Available records start

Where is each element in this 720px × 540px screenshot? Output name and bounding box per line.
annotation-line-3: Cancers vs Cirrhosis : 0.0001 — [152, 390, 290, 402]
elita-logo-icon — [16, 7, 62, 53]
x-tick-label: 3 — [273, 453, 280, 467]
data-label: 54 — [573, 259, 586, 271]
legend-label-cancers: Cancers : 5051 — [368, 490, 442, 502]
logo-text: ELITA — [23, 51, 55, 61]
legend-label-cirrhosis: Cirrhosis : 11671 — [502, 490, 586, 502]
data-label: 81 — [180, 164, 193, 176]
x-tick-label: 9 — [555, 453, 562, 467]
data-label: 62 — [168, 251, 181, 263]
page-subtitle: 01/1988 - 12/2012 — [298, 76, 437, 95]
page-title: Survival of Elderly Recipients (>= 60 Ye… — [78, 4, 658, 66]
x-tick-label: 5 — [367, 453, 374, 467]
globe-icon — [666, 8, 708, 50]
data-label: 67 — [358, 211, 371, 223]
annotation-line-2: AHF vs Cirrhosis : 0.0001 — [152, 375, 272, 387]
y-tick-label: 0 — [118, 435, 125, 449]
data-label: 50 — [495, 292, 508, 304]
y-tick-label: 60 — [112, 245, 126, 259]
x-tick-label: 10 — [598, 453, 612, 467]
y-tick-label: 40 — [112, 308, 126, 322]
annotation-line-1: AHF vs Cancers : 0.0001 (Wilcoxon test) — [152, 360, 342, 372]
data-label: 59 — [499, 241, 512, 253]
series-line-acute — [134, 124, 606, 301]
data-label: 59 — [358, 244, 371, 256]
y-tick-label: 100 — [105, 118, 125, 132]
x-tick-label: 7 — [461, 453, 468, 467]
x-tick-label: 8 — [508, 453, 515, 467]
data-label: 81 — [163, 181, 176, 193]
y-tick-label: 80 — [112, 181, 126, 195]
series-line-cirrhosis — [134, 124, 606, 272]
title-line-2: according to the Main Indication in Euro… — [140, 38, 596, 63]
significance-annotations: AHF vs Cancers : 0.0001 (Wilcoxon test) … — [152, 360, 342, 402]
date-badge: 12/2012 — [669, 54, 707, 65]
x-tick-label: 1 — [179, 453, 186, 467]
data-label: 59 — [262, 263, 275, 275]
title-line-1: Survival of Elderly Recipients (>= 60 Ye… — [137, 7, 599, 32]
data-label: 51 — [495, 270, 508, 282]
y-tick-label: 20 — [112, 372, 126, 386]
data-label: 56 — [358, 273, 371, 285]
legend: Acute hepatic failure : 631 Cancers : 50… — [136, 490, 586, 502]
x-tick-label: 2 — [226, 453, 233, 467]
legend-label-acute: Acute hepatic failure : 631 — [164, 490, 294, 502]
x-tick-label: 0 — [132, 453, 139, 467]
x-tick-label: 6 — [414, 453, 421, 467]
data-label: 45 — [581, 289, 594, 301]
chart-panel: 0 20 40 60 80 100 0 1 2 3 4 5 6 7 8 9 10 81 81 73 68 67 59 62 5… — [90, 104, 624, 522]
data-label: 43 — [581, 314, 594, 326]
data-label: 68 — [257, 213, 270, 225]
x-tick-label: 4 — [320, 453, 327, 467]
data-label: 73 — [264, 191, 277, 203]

Available records end

■ Brief ■
Set down every line of the items above exactly as it appears, leaving out nothing.

■ Result below ■
Where is each element in this 720px × 540px screenshot? Output name and bounding box per line.
annotation-line-3: Cancers vs Cirrhosis : 0.0001 — [152, 390, 290, 402]
elita-logo-icon — [16, 7, 62, 53]
x-tick-label: 3 — [273, 453, 280, 467]
data-label: 54 — [573, 259, 586, 271]
legend-label-cancers: Cancers : 5051 — [368, 490, 442, 502]
logo-text: ELITA — [23, 51, 55, 61]
legend-label-cirrhosis: Cirrhosis : 11671 — [502, 490, 586, 502]
data-label: 81 — [180, 164, 193, 176]
x-tick-label: 9 — [555, 453, 562, 467]
data-label: 62 — [168, 251, 181, 263]
page-subtitle: 01/1988 - 12/2012 — [298, 76, 437, 95]
page-title: Survival of Elderly Recipients (>= 60 Ye… — [78, 4, 658, 66]
x-tick-label: 5 — [367, 453, 374, 467]
globe-icon — [666, 8, 708, 50]
data-label: 67 — [358, 211, 371, 223]
annotation-line-2: AHF vs Cirrhosis : 0.0001 — [152, 375, 272, 387]
y-tick-label: 0 — [118, 435, 125, 449]
data-label: 50 — [495, 292, 508, 304]
y-tick-label: 60 — [112, 245, 126, 259]
x-tick-label: 10 — [598, 453, 612, 467]
y-tick-label: 40 — [112, 308, 126, 322]
annotation-line-1: AHF vs Cancers : 0.0001 (Wilcoxon test) — [152, 360, 342, 372]
data-label: 59 — [499, 241, 512, 253]
series-line-acute — [134, 124, 606, 301]
data-label: 59 — [358, 244, 371, 256]
y-tick-label: 100 — [105, 118, 125, 132]
x-tick-label: 7 — [461, 453, 468, 467]
x-tick-label: 8 — [508, 453, 515, 467]
data-label: 81 — [163, 181, 176, 193]
y-tick-label: 80 — [112, 181, 126, 195]
series-line-cirrhosis — [134, 124, 606, 272]
title-line-2: according to the Main Indication in Euro… — [140, 38, 596, 63]
significance-annotations: AHF vs Cancers : 0.0001 (Wilcoxon test) … — [152, 360, 342, 402]
date-badge: 12/2012 — [669, 54, 707, 65]
x-tick-label: 1 — [179, 453, 186, 467]
data-label: 59 — [262, 263, 275, 275]
title-line-1: Survival of Elderly Recipients (>= 60 Ye… — [137, 7, 599, 32]
data-label: 51 — [495, 270, 508, 282]
y-tick-label: 20 — [112, 372, 126, 386]
data-label: 56 — [358, 273, 371, 285]
legend: Acute hepatic failure : 631 Cancers : 50… — [136, 490, 586, 502]
x-tick-label: 2 — [226, 453, 233, 467]
legend-label-acute: Acute hepatic failure : 631 — [164, 490, 294, 502]
x-tick-label: 0 — [132, 453, 139, 467]
x-tick-label: 6 — [414, 453, 421, 467]
data-label: 45 — [581, 289, 594, 301]
chart-panel: 0 20 40 60 80 100 0 1 2 3 4 5 6 7 8 9 10 81 81 73 68 67 59 62 5… — [90, 104, 624, 522]
data-label: 43 — [581, 314, 594, 326]
data-label: 68 — [257, 213, 270, 225]
x-tick-label: 4 — [320, 453, 327, 467]
data-label: 73 — [264, 191, 277, 203]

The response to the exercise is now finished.